(Text content records for pages)
────

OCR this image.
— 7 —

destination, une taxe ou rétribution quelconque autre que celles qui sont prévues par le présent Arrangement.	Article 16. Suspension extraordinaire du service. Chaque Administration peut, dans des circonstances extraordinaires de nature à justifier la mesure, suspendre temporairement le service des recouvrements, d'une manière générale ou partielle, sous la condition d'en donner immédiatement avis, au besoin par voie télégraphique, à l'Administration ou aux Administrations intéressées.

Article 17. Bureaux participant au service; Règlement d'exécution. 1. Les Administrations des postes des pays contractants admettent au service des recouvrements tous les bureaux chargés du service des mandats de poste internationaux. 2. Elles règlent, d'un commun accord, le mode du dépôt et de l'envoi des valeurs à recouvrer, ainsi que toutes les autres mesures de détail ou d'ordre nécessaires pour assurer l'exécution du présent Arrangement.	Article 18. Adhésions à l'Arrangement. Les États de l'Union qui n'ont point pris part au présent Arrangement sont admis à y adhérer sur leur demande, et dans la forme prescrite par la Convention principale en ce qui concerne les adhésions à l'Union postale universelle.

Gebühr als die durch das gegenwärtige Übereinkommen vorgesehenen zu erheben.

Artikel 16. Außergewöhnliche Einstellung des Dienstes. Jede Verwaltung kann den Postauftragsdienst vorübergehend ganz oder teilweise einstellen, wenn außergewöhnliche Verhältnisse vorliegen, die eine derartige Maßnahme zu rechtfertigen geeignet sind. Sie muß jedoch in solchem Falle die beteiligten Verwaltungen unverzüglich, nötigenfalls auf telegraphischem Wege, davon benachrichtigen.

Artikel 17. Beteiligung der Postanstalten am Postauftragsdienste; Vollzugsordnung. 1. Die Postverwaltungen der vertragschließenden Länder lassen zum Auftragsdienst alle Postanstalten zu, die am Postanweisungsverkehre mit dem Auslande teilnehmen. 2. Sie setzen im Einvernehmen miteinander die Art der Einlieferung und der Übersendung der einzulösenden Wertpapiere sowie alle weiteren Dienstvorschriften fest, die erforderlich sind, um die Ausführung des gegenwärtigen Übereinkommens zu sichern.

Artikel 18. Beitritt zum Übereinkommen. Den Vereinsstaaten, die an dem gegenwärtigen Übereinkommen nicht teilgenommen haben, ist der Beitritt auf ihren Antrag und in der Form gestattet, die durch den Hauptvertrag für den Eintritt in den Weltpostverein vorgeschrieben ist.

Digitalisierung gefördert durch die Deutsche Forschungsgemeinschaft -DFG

────

In the entries above, identify every line with the word "durch". Copy those lines.

■ **Response area**
Gebühr als die durch das gegenwärtige Übereinkommen vorgesehenen zu erheben.
Artikel 18. Beitritt zum Übereinkommen. Den Vereinsstaaten, die an dem gegenwärtigen Übereinkommen nicht teilgenommen haben, ist der Beitritt auf ihren Antrag und in der Form gestattet, die durch den Hauptvertrag für den Eintritt in den Weltpostverein vorgeschrieben ist.
Digitalisierung gefördert durch die Deutsche Forschungsgemeinschaft -DFG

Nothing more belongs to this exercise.